Find every line in the records that holds the string "rack". Copy each one.

(Data items)
====

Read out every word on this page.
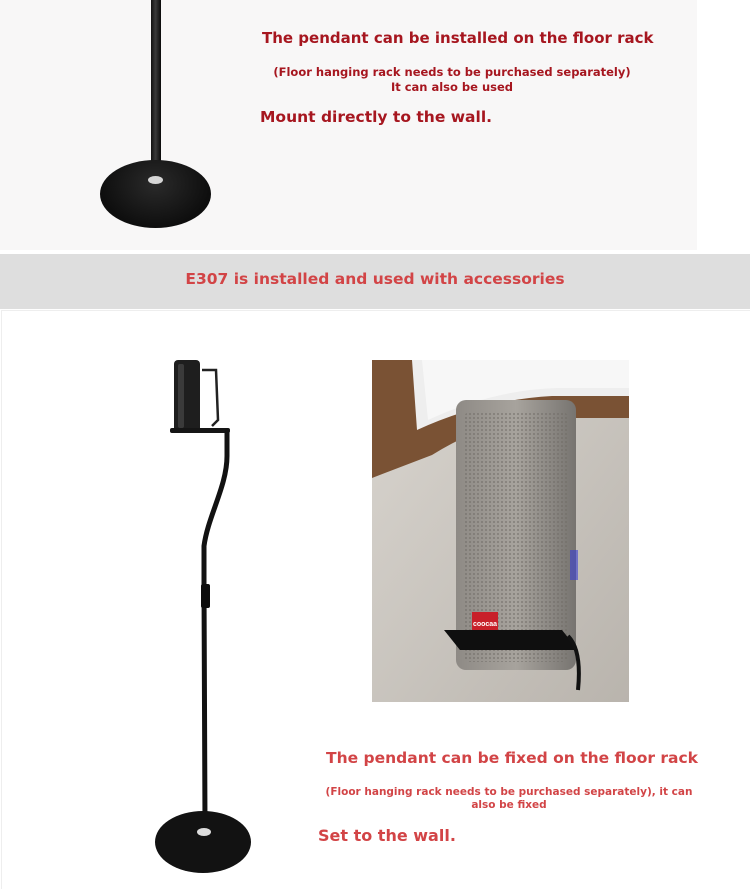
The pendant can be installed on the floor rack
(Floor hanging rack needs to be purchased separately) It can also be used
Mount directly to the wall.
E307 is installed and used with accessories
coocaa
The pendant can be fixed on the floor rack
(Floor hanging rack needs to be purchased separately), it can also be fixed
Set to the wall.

====

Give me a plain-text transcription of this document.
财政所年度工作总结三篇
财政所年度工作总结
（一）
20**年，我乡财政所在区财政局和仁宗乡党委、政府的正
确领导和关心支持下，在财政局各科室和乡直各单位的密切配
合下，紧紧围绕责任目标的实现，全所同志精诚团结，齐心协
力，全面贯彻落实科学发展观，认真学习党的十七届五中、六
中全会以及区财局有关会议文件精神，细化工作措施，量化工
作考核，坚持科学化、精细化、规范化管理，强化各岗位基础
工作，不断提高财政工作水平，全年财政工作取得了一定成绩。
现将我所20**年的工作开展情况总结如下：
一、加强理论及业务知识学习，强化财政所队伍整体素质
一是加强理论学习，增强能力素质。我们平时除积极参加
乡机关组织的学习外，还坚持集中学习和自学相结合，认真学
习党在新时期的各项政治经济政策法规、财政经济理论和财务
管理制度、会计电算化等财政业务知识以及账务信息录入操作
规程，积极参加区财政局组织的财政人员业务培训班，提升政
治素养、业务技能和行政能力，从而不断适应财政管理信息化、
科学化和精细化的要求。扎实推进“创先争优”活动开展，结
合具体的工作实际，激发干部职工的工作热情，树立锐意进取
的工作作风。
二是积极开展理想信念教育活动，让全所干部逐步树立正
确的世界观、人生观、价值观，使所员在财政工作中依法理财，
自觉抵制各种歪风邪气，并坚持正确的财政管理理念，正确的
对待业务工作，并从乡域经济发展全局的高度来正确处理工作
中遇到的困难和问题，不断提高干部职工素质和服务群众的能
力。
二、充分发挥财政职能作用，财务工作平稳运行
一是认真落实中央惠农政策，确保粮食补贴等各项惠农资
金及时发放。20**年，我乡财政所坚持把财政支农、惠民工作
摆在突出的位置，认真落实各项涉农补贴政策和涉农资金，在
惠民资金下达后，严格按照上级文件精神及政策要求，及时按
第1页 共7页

====

▶ Result
The pendant can be installed on the floor rack
(Floor hanging rack needs to be purchased separately) It can also be used
The pendant can be fixed on the floor rack
(Floor hanging rack needs to be purchased separately), it can also be fixed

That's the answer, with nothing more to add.